Entries shown:
▽

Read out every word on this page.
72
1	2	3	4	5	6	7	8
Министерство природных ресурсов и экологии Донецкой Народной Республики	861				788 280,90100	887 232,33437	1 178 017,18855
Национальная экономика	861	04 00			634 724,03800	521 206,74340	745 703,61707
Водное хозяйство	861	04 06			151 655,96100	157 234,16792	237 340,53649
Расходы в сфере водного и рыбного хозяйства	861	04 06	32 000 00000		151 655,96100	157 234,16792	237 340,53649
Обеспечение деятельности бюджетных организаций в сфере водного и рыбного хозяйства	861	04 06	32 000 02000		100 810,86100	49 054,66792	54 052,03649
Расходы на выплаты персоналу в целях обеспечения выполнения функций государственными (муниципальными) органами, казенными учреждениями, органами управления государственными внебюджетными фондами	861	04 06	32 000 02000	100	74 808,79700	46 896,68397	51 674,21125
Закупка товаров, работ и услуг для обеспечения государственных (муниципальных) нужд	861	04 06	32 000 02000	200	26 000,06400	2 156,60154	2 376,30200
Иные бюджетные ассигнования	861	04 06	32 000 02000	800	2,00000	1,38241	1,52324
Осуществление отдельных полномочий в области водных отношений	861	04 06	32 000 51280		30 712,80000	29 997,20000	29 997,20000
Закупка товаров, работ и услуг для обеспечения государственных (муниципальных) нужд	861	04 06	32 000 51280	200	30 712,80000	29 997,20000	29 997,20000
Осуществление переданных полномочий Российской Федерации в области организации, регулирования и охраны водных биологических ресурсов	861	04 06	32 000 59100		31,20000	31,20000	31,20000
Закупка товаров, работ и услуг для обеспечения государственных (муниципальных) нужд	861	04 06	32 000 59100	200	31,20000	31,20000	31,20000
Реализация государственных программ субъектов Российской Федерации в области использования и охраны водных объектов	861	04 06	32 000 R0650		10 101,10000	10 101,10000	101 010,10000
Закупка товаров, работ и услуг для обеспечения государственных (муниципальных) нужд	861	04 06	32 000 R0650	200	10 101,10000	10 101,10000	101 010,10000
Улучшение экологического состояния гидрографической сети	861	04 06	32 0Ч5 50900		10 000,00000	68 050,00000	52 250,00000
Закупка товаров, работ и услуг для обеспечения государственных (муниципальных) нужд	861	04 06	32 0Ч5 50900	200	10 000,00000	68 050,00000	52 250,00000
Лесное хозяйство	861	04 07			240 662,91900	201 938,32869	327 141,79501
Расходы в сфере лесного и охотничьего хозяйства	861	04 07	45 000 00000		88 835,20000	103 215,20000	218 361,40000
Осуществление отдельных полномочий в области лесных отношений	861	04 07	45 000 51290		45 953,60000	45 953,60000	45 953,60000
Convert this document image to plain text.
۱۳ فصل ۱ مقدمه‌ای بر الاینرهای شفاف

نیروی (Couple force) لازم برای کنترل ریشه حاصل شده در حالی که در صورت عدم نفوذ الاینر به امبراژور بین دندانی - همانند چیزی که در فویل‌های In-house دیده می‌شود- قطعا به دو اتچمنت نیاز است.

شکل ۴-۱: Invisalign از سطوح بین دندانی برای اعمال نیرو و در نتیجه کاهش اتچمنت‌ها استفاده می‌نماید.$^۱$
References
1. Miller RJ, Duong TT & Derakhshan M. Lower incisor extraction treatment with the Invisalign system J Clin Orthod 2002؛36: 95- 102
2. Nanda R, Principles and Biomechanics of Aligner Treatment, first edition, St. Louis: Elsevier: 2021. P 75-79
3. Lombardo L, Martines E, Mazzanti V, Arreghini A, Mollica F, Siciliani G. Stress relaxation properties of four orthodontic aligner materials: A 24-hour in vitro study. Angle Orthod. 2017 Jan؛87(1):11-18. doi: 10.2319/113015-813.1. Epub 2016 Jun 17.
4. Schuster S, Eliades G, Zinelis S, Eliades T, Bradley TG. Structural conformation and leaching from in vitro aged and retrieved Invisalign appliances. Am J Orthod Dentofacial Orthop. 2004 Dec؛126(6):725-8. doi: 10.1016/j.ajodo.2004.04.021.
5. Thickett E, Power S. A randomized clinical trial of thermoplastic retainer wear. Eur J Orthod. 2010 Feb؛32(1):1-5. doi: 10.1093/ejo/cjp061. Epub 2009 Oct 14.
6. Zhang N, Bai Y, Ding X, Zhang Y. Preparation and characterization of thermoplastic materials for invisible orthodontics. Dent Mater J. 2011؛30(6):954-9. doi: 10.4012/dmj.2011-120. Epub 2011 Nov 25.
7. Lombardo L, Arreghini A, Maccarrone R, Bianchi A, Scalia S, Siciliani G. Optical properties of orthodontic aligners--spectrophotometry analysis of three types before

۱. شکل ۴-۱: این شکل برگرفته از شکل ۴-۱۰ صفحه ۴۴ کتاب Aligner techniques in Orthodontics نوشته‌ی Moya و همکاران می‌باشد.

△

Exercise prompt:
Repeat every line of the records above exactly.

Task result:
Read out every word on this page.
72
1	2	3	4	5	6	7	8
Министерство природных ресурсов и экологии Донецкой Народной Республики	861				788 280,90100	887 232,33437	1 178 017,18855
Национальная экономика	861	04 00			634 724,03800	521 206,74340	745 703,61707
Водное хозяйство	861	04 06			151 655,96100	157 234,16792	237 340,53649
Расходы в сфере водного и рыбного хозяйства	861	04 06	32 000 00000		151 655,96100	157 234,16792	237 340,53649
Обеспечение деятельности бюджетных организаций в сфере водного и рыбного хозяйства	861	04 06	32 000 02000		100 810,86100	49 054,66792	54 052,03649
Расходы на выплаты персоналу в целях обеспечения выполнения функций государственными (муниципальными) органами, казенными учреждениями, органами управления государственными внебюджетными фондами	861	04 06	32 000 02000	100	74 808,79700	46 896,68397	51 674,21125
Закупка товаров, работ и услуг для обеспечения государственных (муниципальных) нужд	861	04 06	32 000 02000	200	26 000,06400	2 156,60154	2 376,30200
Иные бюджетные ассигнования	861	04 06	32 000 02000	800	2,00000	1,38241	1,52324
Осуществление отдельных полномочий в области водных отношений	861	04 06	32 000 51280		30 712,80000	29 997,20000	29 997,20000
Закупка товаров, работ и услуг для обеспечения государственных (муниципальных) нужд	861	04 06	32 000 51280	200	30 712,80000	29 997,20000	29 997,20000
Осуществление переданных полномочий Российской Федерации в области организации, регулирования и охраны водных биологических ресурсов	861	04 06	32 000 59100		31,20000	31,20000	31,20000
Закупка товаров, работ и услуг для обеспечения государственных (муниципальных) нужд	861	04 06	32 000 59100	200	31,20000	31,20000	31,20000
Реализация государственных программ субъектов Российской Федерации в области использования и охраны водных объектов	861	04 06	32 000 R0650		10 101,10000	10 101,10000	101 010,10000
Закупка товаров, работ и услуг для обеспечения государственных (муниципальных) нужд	861	04 06	32 000 R0650	200	10 101,10000	10 101,10000	101 010,10000
Улучшение экологического состояния гидрографической сети	861	04 06	32 0Ч5 50900		10 000,00000	68 050,00000	52 250,00000
Закупка товаров, работ и услуг для обеспечения государственных (муниципальных) нужд	861	04 06	32 0Ч5 50900	200	10 000,00000	68 050,00000	52 250,00000
Лесное хозяйство	861	04 07			240 662,91900	201 938,32869	327 141,79501
Расходы в сфере лесного и охотничьего хозяйства	861	04 07	45 000 00000		88 835,20000	103 215,20000	218 361,40000
Осуществление отдельных полномочий в области лесных отношений	861	04 07	45 000 51290		45 953,60000	45 953,60000	45 953,60000
Convert this document image to plain text.
۱۳ فصل ۱ مقدمه‌ای بر الاینرهای شفاف

نیروی (Couple force) لازم برای کنترل ریشه حاصل شده در حالی که در صورت عدم نفوذ الاینر به امبراژور بین دندانی - همانند چیزی که در فویل‌های In-house دیده می‌شود- قطعا به دو اتچمنت نیاز است.

شکل ۴-۱: Invisalign از سطوح بین دندانی برای اعمال نیرو و در نتیجه کاهش اتچمنت‌ها استفاده می‌نماید.$^۱$
References
1. Miller RJ, Duong TT & Derakhshan M. Lower incisor extraction treatment with the Invisalign system J Clin Orthod 2002؛36: 95- 102
2. Nanda R, Principles and Biomechanics of Aligner Treatment, first edition, St. Louis: Elsevier: 2021. P 75-79
3. Lombardo L, Martines E, Mazzanti V, Arreghini A, Mollica F, Siciliani G. Stress relaxation properties of four orthodontic aligner materials: A 24-hour in vitro study. Angle Orthod. 2017 Jan؛87(1):11-18. doi: 10.2319/113015-813.1. Epub 2016 Jun 17.
4. Schuster S, Eliades G, Zinelis S, Eliades T, Bradley TG. Structural conformation and leaching from in vitro aged and retrieved Invisalign appliances. Am J Orthod Dentofacial Orthop. 2004 Dec؛126(6):725-8. doi: 10.1016/j.ajodo.2004.04.021.
5. Thickett E, Power S. A randomized clinical trial of thermoplastic retainer wear. Eur J Orthod. 2010 Feb؛32(1):1-5. doi: 10.1093/ejo/cjp061. Epub 2009 Oct 14.
6. Zhang N, Bai Y, Ding X, Zhang Y. Preparation and characterization of thermoplastic materials for invisible orthodontics. Dent Mater J. 2011؛30(6):954-9. doi: 10.4012/dmj.2011-120. Epub 2011 Nov 25.
7. Lombardo L, Arreghini A, Maccarrone R, Bianchi A, Scalia S, Siciliani G. Optical properties of orthodontic aligners--spectrophotometry analysis of three types before

۱. شکل ۴-۱: این شکل برگرفته از شکل ۴-۱۰ صفحه ۴۴ کتاب Aligner techniques in Orthodontics نوشته‌ی Moya و همکاران می‌باشد.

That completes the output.